**Stored data**
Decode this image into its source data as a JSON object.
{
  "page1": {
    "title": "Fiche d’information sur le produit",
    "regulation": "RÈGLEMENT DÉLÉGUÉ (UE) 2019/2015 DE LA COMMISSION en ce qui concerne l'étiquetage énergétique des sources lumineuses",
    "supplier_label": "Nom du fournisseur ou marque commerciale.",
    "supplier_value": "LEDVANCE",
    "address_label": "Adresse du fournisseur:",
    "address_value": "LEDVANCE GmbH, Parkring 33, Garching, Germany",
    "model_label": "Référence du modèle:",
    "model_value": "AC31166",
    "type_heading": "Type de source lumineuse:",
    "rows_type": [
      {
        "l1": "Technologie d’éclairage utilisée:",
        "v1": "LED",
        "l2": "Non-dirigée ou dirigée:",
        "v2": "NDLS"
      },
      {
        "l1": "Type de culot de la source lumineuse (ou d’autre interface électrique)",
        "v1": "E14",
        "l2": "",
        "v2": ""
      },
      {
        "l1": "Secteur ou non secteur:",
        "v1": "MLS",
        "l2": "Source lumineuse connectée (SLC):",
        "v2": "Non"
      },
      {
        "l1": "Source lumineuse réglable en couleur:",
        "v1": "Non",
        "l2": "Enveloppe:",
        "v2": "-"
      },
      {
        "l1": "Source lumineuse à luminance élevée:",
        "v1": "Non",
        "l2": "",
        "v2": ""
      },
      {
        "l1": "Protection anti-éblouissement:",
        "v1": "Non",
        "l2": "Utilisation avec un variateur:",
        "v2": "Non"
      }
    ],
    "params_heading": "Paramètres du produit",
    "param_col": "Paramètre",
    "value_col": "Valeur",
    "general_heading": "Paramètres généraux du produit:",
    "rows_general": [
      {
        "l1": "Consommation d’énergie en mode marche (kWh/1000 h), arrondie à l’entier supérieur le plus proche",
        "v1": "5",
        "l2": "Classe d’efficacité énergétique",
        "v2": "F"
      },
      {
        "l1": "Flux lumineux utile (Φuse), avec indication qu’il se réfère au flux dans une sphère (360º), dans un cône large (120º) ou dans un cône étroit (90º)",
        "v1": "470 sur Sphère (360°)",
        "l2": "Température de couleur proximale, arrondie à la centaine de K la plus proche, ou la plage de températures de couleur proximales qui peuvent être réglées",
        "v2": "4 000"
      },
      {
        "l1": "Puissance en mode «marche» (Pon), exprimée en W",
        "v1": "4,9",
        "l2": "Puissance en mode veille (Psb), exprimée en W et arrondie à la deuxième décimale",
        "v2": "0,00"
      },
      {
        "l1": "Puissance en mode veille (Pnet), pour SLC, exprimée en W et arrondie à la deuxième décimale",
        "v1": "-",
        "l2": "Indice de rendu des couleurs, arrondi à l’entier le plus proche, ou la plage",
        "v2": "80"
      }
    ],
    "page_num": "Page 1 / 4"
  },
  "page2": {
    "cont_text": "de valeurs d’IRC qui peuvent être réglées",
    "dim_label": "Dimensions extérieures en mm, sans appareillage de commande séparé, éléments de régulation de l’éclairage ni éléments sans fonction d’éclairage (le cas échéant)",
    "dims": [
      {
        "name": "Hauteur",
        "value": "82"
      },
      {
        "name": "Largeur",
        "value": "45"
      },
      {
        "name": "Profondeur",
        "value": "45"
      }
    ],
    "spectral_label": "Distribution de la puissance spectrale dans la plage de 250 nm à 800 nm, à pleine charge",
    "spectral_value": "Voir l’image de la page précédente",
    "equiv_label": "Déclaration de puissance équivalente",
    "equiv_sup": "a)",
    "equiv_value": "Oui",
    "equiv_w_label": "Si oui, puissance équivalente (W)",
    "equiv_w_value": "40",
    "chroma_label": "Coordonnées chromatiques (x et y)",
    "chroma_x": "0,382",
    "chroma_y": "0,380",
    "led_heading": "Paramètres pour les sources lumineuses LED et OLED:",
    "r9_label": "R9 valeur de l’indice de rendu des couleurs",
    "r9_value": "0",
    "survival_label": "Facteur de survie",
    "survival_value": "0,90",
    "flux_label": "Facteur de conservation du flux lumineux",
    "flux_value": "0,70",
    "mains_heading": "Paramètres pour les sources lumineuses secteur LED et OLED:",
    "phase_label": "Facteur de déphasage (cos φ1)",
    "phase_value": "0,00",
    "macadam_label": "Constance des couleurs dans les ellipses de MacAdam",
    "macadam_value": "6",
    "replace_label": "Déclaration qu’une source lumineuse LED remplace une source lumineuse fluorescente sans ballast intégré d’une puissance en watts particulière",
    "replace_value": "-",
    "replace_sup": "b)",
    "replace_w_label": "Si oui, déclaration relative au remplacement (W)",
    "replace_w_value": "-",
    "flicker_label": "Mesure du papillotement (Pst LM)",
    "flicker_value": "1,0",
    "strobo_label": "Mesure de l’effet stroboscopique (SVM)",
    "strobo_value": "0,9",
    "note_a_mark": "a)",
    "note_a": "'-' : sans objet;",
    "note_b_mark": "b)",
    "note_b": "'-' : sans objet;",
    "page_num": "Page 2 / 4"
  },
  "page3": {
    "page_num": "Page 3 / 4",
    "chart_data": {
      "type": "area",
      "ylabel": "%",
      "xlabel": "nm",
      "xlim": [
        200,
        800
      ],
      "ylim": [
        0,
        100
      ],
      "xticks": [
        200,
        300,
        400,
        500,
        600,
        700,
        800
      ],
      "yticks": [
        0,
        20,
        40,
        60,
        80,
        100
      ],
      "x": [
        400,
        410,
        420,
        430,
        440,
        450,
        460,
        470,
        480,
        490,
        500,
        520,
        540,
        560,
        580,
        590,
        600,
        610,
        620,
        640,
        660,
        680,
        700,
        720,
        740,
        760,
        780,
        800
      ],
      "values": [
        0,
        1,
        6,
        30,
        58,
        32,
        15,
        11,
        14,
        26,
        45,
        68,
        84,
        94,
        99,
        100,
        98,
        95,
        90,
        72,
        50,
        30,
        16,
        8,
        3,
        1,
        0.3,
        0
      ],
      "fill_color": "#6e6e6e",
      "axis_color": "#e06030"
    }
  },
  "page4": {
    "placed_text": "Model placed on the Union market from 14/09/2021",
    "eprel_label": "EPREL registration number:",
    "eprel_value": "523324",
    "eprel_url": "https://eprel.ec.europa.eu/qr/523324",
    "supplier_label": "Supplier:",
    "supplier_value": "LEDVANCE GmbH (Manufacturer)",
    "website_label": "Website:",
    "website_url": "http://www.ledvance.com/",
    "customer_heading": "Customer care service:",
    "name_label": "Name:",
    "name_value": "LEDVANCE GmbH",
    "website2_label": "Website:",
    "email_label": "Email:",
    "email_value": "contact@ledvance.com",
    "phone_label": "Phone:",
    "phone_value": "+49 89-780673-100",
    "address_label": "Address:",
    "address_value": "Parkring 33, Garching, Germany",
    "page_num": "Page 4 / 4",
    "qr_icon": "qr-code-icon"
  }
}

**Instruction**
The records above must be repeated exactly, every one of them.

**Task solution**
Decode this image into its source data as a JSON object.
{
  "page1": {
    "title": "Fiche d’information sur le produit",
    "regulation": "RÈGLEMENT DÉLÉGUÉ (UE) 2019/2015 DE LA COMMISSION en ce qui concerne l'étiquetage énergétique des sources lumineuses",
    "supplier_label": "Nom du fournisseur ou marque commerciale.",
    "supplier_value": "LEDVANCE",
    "address_label": "Adresse du fournisseur:",
    "address_value": "LEDVANCE GmbH, Parkring 33, Garching, Germany",
    "model_label": "Référence du modèle:",
    "model_value": "AC31166",
    "type_heading": "Type de source lumineuse:",
    "rows_type": [
      {
        "l1": "Technologie d’éclairage utilisée:",
        "v1": "LED",
        "l2": "Non-dirigée ou dirigée:",
        "v2": "NDLS"
      },
      {
        "l1": "Type de culot de la source lumineuse (ou d’autre interface électrique)",
        "v1": "E14",
        "l2": "",
        "v2": ""
      },
      {
        "l1": "Secteur ou non secteur:",
        "v1": "MLS",
        "l2": "Source lumineuse connectée (SLC):",
        "v2": "Non"
      },
      {
        "l1": "Source lumineuse réglable en couleur:",
        "v1": "Non",
        "l2": "Enveloppe:",
        "v2": "-"
      },
      {
        "l1": "Source lumineuse à luminance élevée:",
        "v1": "Non",
        "l2": "",
        "v2": ""
      },
      {
        "l1": "Protection anti-éblouissement:",
        "v1": "Non",
        "l2": "Utilisation avec un variateur:",
        "v2": "Non"
      }
    ],
    "params_heading": "Paramètres du produit",
    "param_col": "Paramètre",
    "value_col": "Valeur",
    "general_heading": "Paramètres généraux du produit:",
    "rows_general": [
      {
        "l1": "Consommation d’énergie en mode marche (kWh/1000 h), arrondie à l’entier supérieur le plus proche",
        "v1": "5",
        "l2": "Classe d’efficacité énergétique",
        "v2": "F"
      },
      {
        "l1": "Flux lumineux utile (Φuse), avec indication qu’il se réfère au flux dans une sphère (360º), dans un cône large (120º) ou dans un cône étroit (90º)",
        "v1": "470 sur Sphère (360°)",
        "l2": "Température de couleur proximale, arrondie à la centaine de K la plus proche, ou la plage de températures de couleur proximales qui peuvent être réglées",
        "v2": "4 000"
      },
      {
        "l1": "Puissance en mode «marche» (Pon), exprimée en W",
        "v1": "4,9",
        "l2": "Puissance en mode veille (Psb), exprimée en W et arrondie à la deuxième décimale",
        "v2": "0,00"
      },
      {
        "l1": "Puissance en mode veille (Pnet), pour SLC, exprimée en W et arrondie à la deuxième décimale",
        "v1": "-",
        "l2": "Indice de rendu des couleurs, arrondi à l’entier le plus proche, ou la plage",
        "v2": "80"
      }
    ],
    "page_num": "Page 1 / 4"
  },
  "page2": {
    "cont_text": "de valeurs d’IRC qui peuvent être réglées",
    "dim_label": "Dimensions extérieures en mm, sans appareillage de commande séparé, éléments de régulation de l’éclairage ni éléments sans fonction d’éclairage (le cas échéant)",
    "dims": [
      {
        "name": "Hauteur",
        "value": "82"
      },
      {
        "name": "Largeur",
        "value": "45"
      },
      {
        "name": "Profondeur",
        "value": "45"
      }
    ],
    "spectral_label": "Distribution de la puissance spectrale dans la plage de 250 nm à 800 nm, à pleine charge",
    "spectral_value": "Voir l’image de la page précédente",
    "equiv_label": "Déclaration de puissance équivalente",
    "equiv_sup": "a)",
    "equiv_value": "Oui",
    "equiv_w_label": "Si oui, puissance équivalente (W)",
    "equiv_w_value": "40",
    "chroma_label": "Coordonnées chromatiques (x et y)",
    "chroma_x": "0,382",
    "chroma_y": "0,380",
    "led_heading": "Paramètres pour les sources lumineuses LED et OLED:",
    "r9_label": "R9 valeur de l’indice de rendu des couleurs",
    "r9_value": "0",
    "survival_label": "Facteur de survie",
    "survival_value": "0,90",
    "flux_label": "Facteur de conservation du flux lumineux",
    "flux_value": "0,70",
    "mains_heading": "Paramètres pour les sources lumineuses secteur LED et OLED:",
    "phase_label": "Facteur de déphasage (cos φ1)",
    "phase_value": "0,00",
    "macadam_label": "Constance des couleurs dans les ellipses de MacAdam",
    "macadam_value": "6",
    "replace_label": "Déclaration qu’une source lumineuse LED remplace une source lumineuse fluorescente sans ballast intégré d’une puissance en watts particulière",
    "replace_value": "-",
    "replace_sup": "b)",
    "replace_w_label": "Si oui, déclaration relative au remplacement (W)",
    "replace_w_value": "-",
    "flicker_label": "Mesure du papillotement (Pst LM)",
    "flicker_value": "1,0",
    "strobo_label": "Mesure de l’effet stroboscopique (SVM)",
    "strobo_value": "0,9",
    "note_a_mark": "a)",
    "note_a": "'-' : sans objet;",
    "note_b_mark": "b)",
    "note_b": "'-' : sans objet;",
    "page_num": "Page 2 / 4"
  },
  "page3": {
    "page_num": "Page 3 / 4",
    "chart_data": {
      "type": "area",
      "ylabel": "%",
      "xlabel": "nm",
      "xlim": [
        200,
        800
      ],
      "ylim": [
        0,
        100
      ],
      "xticks": [
        200,
        300,
        400,
        500,
        600,
        700,
        800
      ],
      "yticks": [
        0,
        20,
        40,
        60,
        80,
        100
      ],
      "x": [
        400,
        410,
        420,
        430,
        440,
        450,
        460,
        470,
        480,
        490,
        500,
        520,
        540,
        560,
        580,
        590,
        600,
        610,
        620,
        640,
        660,
        680,
        700,
        720,
        740,
        760,
        780,
        800
      ],
      "values": [
        0,
        1,
        6,
        30,
        58,
        32,
        15,
        11,
        14,
        26,
        45,
        68,
        84,
        94,
        99,
        100,
        98,
        95,
        90,
        72,
        50,
        30,
        16,
        8,
        3,
        1,
        0.3,
        0
      ],
      "fill_color": "#6e6e6e",
      "axis_color": "#e06030"
    }
  },
  "page4": {
    "placed_text": "Model placed on the Union market from 14/09/2021",
    "eprel_label": "EPREL registration number:",
    "eprel_value": "523324",
    "eprel_url": "https://eprel.ec.europa.eu/qr/523324",
    "supplier_label": "Supplier:",
    "supplier_value": "LEDVANCE GmbH (Manufacturer)",
    "website_label": "Website:",
    "website_url": "http://www.ledvance.com/",
    "customer_heading": "Customer care service:",
    "name_label": "Name:",
    "name_value": "LEDVANCE GmbH",
    "website2_label": "Website:",
    "email_label": "Email:",
    "email_value": "contact@ledvance.com",
    "phone_label": "Phone:",
    "phone_value": "+49 89-780673-100",
    "address_label": "Address:",
    "address_value": "Parkring 33, Garching, Germany",
    "page_num": "Page 4 / 4",
    "qr_icon": "qr-code-icon"
  }
}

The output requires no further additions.